__Information given__.
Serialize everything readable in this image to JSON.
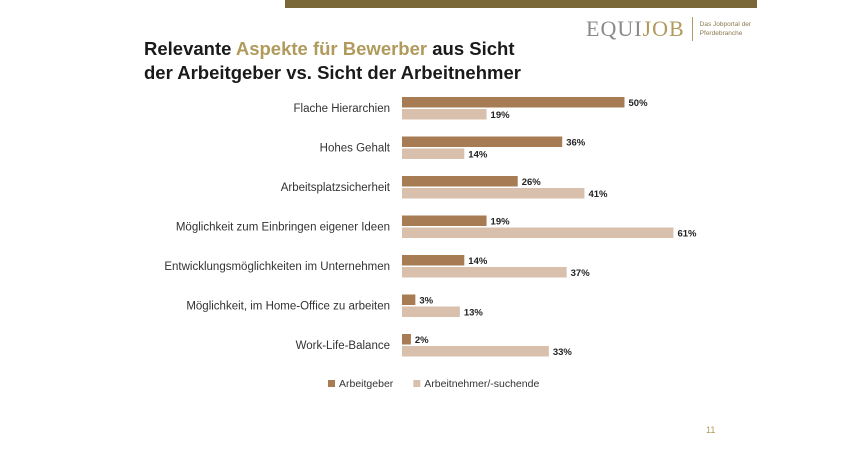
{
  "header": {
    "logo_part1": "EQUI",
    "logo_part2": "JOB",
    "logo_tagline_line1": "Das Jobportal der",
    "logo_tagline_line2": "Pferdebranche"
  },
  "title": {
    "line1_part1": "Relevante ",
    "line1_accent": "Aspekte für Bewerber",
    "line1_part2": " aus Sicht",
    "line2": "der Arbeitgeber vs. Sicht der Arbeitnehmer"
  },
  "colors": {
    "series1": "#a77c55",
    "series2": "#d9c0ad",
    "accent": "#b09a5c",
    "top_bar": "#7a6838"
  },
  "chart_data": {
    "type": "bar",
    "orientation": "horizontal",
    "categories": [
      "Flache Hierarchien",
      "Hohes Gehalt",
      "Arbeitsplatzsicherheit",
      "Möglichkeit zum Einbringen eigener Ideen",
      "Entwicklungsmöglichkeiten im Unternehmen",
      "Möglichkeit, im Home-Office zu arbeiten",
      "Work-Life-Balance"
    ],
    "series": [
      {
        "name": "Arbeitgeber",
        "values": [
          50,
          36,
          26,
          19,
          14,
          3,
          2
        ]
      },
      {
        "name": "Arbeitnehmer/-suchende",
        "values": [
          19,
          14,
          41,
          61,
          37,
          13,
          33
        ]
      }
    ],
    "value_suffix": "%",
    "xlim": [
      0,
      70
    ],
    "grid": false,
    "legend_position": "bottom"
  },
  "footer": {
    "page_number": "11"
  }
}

__Description of the task__. Search the data for the string "name" and copy each line where it appears.

__Answer to the task__.
        "name": "Arbeitgeber",
        "name": "Arbeitnehmer/-suchende",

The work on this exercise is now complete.